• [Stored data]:
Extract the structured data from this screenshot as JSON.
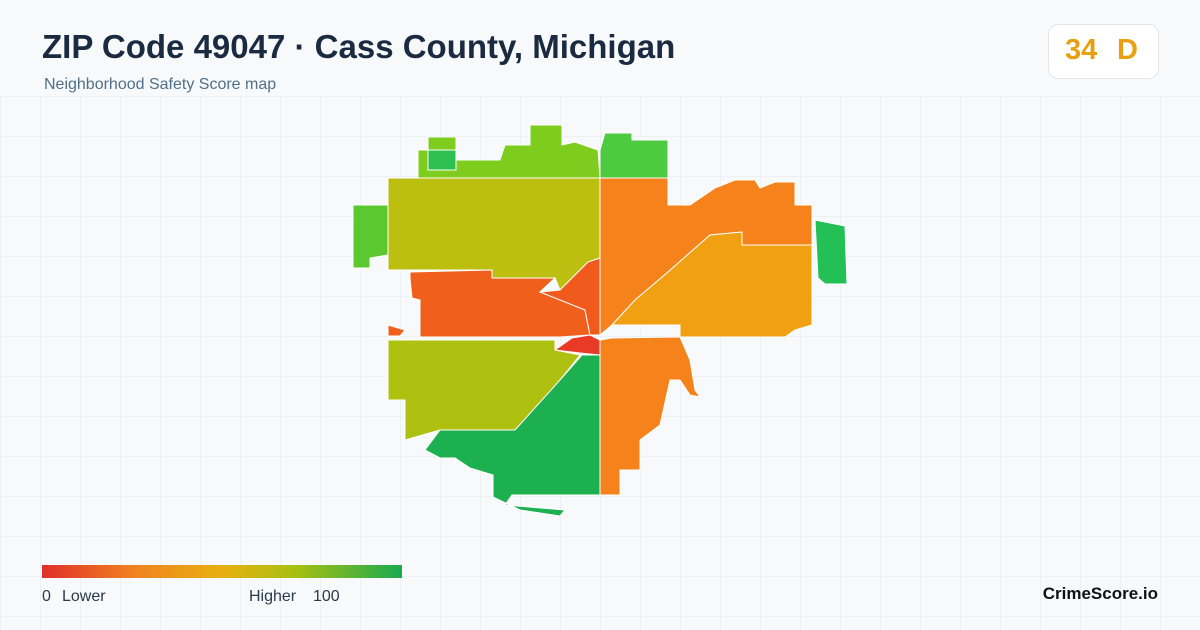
{
  "header": {
    "title": "ZIP Code 49047 · Cass County, Michigan",
    "subtitle": "Neighborhood Safety Score map"
  },
  "badge": {
    "score": "34",
    "grade": "D"
  },
  "legend": {
    "min": "0",
    "min_label": "Lower",
    "max_label": "Higher",
    "max": "100"
  },
  "footer": {
    "brand": "CrimeScore.io"
  }
}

• [Task details]: Set the entries down again exactly. Do not include the images.

• [Answer for the task]:
Extract the structured data from this screenshot as JSON.
{
  "header": {
    "title": "ZIP Code 49047 · Cass County, Michigan",
    "subtitle": "Neighborhood Safety Score map"
  },
  "badge": {
    "score": "34",
    "grade": "D"
  },
  "legend": {
    "min": "0",
    "min_label": "Lower",
    "max_label": "Higher",
    "max": "100"
  },
  "footer": {
    "brand": "CrimeScore.io"
  }
}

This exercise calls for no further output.